_PROBLEM DETAILS_
Across the data below, how many lines hold "name"? Answer with that number and nothing else.

-- Start DATA IN THIS EXERCISE --

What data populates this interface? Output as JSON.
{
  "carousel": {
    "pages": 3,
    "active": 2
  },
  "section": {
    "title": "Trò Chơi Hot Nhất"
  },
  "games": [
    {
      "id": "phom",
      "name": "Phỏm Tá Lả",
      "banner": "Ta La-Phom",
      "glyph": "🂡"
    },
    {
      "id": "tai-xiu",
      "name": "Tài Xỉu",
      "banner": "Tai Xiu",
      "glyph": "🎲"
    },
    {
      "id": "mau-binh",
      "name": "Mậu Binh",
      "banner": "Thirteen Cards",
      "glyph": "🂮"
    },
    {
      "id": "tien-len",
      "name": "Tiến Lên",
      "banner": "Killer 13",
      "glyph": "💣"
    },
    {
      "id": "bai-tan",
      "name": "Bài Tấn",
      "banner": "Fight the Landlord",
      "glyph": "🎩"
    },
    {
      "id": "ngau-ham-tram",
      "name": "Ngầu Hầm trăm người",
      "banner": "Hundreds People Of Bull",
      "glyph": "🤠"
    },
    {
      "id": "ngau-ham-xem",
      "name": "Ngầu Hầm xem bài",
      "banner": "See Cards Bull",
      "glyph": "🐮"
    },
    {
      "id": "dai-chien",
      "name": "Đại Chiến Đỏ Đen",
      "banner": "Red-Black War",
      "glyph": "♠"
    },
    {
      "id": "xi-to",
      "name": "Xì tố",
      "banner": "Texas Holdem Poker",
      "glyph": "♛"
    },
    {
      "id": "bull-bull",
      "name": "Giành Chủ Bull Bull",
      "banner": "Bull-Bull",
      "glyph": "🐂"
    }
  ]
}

-- End DATA IN THIS EXERCISE --

_PROBLEM SOLUTION_
10